Retype the material that follows, keeping every word as it is.

------------------------------------

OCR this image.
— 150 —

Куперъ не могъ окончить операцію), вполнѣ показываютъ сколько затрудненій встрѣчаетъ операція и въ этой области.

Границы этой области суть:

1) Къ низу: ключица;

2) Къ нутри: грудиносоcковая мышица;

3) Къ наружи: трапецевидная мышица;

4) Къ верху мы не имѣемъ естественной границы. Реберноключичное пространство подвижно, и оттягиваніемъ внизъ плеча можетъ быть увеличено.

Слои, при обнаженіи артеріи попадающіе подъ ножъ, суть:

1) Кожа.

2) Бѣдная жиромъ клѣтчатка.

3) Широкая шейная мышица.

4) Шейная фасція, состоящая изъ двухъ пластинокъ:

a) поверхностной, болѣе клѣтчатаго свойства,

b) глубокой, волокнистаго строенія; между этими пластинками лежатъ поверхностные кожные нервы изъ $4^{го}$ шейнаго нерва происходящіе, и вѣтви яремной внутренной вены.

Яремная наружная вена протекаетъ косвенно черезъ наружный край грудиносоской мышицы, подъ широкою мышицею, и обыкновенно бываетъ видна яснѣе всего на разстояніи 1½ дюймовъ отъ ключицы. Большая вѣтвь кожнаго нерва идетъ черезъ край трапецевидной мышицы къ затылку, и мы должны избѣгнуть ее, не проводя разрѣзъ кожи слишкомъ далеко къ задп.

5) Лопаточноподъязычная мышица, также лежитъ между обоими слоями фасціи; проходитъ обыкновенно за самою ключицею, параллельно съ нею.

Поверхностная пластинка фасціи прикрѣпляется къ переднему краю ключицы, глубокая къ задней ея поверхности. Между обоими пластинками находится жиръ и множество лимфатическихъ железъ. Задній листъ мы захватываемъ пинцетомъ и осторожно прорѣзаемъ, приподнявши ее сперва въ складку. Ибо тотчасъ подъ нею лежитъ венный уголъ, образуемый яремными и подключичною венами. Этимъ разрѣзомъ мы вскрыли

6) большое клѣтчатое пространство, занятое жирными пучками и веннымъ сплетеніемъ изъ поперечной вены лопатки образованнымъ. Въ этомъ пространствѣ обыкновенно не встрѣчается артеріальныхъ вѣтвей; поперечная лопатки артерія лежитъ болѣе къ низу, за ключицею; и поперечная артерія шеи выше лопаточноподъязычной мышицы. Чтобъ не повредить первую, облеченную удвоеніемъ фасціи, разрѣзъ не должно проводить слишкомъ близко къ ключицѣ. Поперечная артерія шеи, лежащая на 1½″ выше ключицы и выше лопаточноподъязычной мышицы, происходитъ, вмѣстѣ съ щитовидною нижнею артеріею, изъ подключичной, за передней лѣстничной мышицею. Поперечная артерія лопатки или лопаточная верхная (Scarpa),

------------------------------------

◆ SOLUTION TO THIS PROBLEM
OCR this image.
— 150 —

Куперъ не могъ окончить операцію), вполнѣ показываютъ сколько затрудненій встрѣчаетъ операція и въ этой области.

Границы этой области суть:

1) Къ низу: ключица;

2) Къ нутри: грудиносоcковая мышица;

3) Къ наружи: трапецевидная мышица;

4) Къ верху мы не имѣемъ естественной границы. Реберноключичное пространство подвижно, и оттягиваніемъ внизъ плеча можетъ быть увеличено.

Слои, при обнаженіи артеріи попадающіе подъ ножъ, суть:

1) Кожа.

2) Бѣдная жиромъ клѣтчатка.

3) Широкая шейная мышица.

4) Шейная фасція, состоящая изъ двухъ пластинокъ:

a) поверхностной, болѣе клѣтчатаго свойства,

b) глубокой, волокнистаго строенія; между этими пластинками лежатъ поверхностные кожные нервы изъ $4^{го}$ шейнаго нерва происходящіе, и вѣтви яремной внутренной вены.

Яремная наружная вена протекаетъ косвенно черезъ наружный край грудиносоской мышицы, подъ широкою мышицею, и обыкновенно бываетъ видна яснѣе всего на разстояніи 1½ дюймовъ отъ ключицы. Большая вѣтвь кожнаго нерва идетъ черезъ край трапецевидной мышицы къ затылку, и мы должны избѣгнуть ее, не проводя разрѣзъ кожи слишкомъ далеко къ задп.

5) Лопаточноподъязычная мышица, также лежитъ между обоими слоями фасціи; проходитъ обыкновенно за самою ключицею, параллельно съ нею.

Поверхностная пластинка фасціи прикрѣпляется къ переднему краю ключицы, глубокая къ задней ея поверхности. Между обоими пластинками находится жиръ и множество лимфатическихъ железъ. Задній листъ мы захватываемъ пинцетомъ и осторожно прорѣзаемъ, приподнявши ее сперва въ складку. Ибо тотчасъ подъ нею лежитъ венный уголъ, образуемый яремными и подключичною венами. Этимъ разрѣзомъ мы вскрыли

6) большое клѣтчатое пространство, занятое жирными пучками и веннымъ сплетеніемъ изъ поперечной вены лопатки образованнымъ. Въ этомъ пространствѣ обыкновенно не встрѣчается артеріальныхъ вѣтвей; поперечная лопатки артерія лежитъ болѣе къ низу, за ключицею; и поперечная артерія шеи выше лопаточноподъязычной мышицы. Чтобъ не повредить первую, облеченную удвоеніемъ фасціи, разрѣзъ не должно проводить слишкомъ близко къ ключицѣ. Поперечная артерія шеи, лежащая на 1½″ выше ключицы и выше лопаточноподъязычной мышицы, происходитъ, вмѣстѣ съ щитовидною нижнею артеріею, изъ подключичной, за передней лѣстничной мышицею. Поперечная артерія лопатки или лопаточная верхная (Scarpa),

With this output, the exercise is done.